Records shown:

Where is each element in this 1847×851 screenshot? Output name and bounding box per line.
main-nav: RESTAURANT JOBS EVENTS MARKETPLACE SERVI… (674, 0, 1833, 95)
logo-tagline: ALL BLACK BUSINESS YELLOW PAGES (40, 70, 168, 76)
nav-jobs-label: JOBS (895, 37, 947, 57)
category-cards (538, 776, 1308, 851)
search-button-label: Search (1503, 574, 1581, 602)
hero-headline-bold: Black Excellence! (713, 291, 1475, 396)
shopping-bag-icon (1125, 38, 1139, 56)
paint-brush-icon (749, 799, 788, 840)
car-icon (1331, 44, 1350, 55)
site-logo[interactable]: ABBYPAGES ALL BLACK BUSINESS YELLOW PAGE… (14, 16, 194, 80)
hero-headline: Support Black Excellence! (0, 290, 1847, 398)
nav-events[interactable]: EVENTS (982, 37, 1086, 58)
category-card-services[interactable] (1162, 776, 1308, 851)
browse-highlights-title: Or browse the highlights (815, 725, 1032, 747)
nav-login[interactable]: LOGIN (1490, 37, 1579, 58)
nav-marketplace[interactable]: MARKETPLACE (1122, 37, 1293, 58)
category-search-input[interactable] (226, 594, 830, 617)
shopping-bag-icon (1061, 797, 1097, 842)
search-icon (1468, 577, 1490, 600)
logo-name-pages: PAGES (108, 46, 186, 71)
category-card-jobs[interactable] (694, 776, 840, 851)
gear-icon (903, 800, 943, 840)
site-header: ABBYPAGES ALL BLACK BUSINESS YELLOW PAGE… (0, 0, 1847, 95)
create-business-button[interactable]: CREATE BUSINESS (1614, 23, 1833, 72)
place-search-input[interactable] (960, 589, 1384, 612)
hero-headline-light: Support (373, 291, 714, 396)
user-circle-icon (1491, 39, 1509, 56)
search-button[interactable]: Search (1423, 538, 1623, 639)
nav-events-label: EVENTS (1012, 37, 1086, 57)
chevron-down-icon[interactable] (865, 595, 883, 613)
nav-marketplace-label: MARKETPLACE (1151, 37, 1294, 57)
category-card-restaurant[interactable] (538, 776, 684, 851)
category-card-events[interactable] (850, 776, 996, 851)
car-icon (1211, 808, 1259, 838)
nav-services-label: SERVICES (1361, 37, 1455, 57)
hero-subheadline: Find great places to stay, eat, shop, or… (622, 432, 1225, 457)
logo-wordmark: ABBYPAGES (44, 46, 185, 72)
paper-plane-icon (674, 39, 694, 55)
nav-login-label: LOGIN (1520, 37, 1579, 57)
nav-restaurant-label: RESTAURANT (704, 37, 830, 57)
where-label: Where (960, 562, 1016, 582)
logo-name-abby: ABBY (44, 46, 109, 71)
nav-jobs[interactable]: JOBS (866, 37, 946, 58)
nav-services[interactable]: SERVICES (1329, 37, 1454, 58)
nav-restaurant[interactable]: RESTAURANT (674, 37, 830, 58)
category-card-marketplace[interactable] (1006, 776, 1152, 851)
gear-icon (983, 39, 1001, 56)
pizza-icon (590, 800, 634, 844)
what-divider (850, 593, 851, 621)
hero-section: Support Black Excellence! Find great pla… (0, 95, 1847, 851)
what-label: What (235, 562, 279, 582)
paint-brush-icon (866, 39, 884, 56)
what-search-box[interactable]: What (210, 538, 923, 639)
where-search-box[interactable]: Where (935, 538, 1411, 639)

Task objective: From the entries above, pick out and copy each line that contains the string "LOGIN".

Completed task:
nav-login[interactable]: LOGIN (1490, 37, 1579, 58)
nav-login-label: LOGIN (1520, 37, 1579, 57)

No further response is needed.